(Recorded data)
--
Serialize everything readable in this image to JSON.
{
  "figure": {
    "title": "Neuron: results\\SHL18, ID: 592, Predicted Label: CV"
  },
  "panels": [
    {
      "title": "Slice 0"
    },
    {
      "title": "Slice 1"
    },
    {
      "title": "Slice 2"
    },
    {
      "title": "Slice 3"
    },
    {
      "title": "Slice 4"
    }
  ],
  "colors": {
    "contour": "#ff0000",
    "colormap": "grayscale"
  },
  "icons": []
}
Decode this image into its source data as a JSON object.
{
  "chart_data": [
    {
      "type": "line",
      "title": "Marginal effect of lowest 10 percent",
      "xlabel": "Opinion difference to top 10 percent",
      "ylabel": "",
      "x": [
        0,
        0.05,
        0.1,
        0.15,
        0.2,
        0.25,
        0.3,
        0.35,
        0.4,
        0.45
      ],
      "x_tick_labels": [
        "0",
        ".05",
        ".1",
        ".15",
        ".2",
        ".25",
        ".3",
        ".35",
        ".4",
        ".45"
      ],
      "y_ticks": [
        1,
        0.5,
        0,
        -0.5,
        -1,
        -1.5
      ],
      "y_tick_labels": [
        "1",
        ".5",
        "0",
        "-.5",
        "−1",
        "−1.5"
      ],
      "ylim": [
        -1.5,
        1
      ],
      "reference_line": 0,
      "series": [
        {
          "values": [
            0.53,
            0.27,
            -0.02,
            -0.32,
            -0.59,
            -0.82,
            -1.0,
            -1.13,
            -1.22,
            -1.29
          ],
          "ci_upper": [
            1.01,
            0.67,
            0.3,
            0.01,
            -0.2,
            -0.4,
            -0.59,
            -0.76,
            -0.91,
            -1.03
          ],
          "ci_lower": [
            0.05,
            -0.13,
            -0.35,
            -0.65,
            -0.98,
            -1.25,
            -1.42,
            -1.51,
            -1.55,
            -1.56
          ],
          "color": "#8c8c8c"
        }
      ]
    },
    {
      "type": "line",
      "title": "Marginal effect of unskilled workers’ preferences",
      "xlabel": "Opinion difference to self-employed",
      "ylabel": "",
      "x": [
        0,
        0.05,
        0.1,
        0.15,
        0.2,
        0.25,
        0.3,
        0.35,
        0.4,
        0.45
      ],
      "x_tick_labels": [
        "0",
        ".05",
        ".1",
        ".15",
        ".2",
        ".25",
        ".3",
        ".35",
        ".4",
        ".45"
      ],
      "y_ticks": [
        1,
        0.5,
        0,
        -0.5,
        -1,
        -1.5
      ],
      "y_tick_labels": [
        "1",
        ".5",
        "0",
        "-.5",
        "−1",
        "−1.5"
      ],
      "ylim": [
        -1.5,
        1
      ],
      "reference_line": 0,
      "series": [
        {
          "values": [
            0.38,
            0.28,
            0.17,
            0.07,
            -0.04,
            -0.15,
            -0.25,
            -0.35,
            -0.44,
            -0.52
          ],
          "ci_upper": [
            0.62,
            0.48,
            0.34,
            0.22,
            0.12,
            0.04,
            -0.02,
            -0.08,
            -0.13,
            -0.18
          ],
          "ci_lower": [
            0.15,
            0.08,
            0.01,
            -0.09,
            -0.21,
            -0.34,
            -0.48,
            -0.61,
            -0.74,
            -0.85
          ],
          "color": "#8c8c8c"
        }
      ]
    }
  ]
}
--
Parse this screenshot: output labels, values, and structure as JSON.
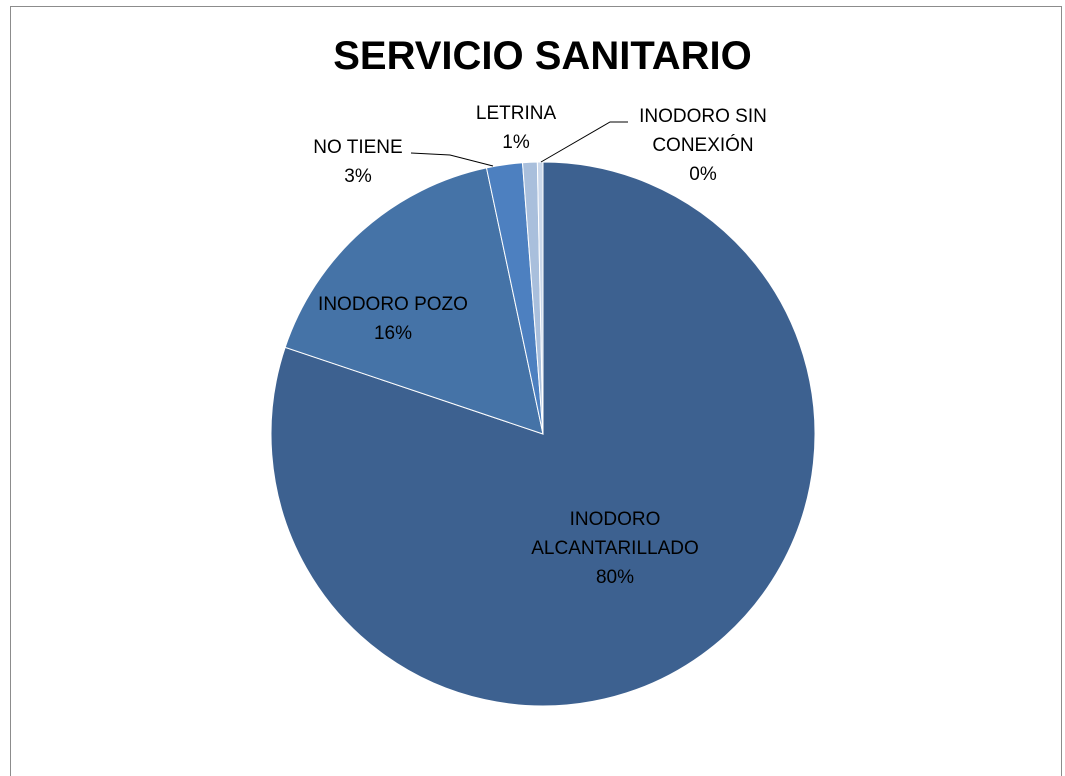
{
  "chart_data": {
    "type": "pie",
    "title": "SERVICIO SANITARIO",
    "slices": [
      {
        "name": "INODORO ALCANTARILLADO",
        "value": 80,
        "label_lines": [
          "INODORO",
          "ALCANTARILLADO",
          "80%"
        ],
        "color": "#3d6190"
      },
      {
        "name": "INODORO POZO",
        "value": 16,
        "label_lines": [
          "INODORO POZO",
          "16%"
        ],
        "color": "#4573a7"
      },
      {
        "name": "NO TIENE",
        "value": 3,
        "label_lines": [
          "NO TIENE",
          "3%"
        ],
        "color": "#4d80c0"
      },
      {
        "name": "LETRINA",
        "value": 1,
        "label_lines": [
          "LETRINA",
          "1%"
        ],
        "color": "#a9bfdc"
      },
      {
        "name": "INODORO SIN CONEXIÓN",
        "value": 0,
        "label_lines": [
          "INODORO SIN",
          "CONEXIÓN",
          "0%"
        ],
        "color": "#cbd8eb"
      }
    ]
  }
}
--
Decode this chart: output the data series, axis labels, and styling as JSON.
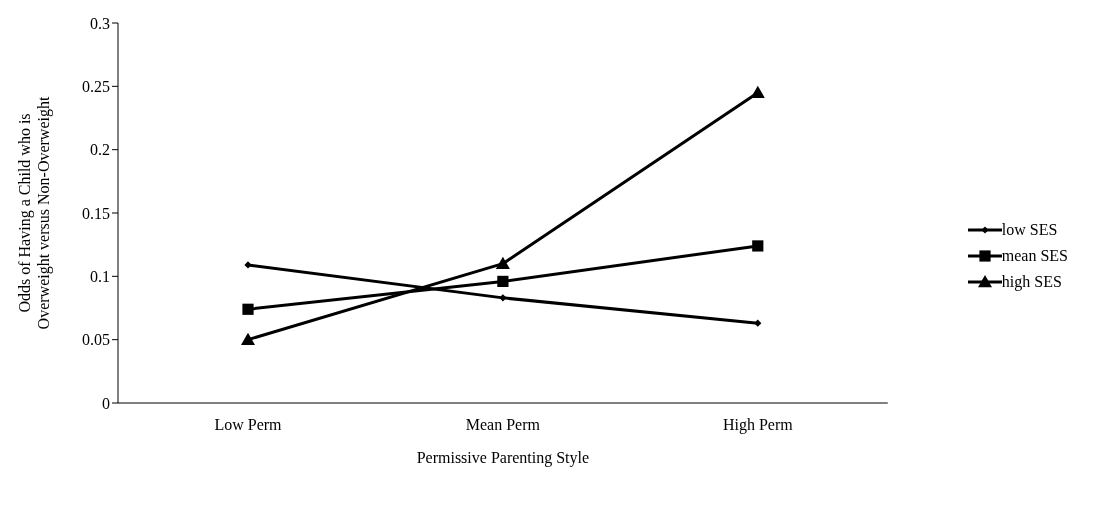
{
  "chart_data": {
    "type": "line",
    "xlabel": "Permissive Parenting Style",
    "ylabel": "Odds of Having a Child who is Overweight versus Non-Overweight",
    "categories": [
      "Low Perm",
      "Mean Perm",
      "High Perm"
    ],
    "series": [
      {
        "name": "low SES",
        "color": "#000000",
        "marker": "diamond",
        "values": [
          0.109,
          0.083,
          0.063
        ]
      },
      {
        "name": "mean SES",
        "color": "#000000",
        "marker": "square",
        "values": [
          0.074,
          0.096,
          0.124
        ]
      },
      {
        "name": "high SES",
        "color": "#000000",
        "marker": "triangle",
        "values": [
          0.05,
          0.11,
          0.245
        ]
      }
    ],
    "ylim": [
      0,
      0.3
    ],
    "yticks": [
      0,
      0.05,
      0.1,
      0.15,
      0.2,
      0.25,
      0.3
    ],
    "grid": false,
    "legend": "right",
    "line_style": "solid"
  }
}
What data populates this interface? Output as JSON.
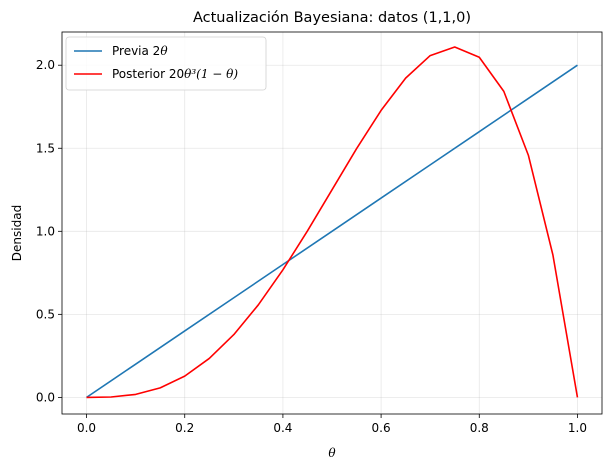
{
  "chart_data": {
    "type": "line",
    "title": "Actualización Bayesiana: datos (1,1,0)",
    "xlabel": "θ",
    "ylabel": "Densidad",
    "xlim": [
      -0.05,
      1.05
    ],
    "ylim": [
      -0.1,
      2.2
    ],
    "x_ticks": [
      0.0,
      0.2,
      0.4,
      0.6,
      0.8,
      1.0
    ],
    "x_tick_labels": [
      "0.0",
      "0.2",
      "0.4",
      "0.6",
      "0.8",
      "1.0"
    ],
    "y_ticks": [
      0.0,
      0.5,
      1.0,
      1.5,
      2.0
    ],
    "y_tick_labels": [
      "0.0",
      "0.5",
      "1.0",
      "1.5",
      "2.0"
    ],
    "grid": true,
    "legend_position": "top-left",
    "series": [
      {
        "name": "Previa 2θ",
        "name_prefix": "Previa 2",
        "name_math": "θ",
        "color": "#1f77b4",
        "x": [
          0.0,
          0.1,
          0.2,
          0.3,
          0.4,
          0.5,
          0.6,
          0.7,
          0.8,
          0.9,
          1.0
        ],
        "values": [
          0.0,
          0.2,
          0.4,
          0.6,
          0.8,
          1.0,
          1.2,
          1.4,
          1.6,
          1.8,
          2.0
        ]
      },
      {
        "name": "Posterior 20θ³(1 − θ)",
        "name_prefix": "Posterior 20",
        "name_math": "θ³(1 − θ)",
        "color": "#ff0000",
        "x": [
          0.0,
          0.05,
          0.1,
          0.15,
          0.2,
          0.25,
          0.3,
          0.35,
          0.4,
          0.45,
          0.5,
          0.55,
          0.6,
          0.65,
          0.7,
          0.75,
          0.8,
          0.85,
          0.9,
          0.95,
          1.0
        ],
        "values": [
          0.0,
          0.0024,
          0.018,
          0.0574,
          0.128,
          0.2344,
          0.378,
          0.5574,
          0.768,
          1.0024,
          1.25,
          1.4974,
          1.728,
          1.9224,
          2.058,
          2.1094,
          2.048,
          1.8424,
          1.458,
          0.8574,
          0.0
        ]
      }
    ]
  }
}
--
What this task involves
Report only how many lines of the listing hold the word "image".

Response below
2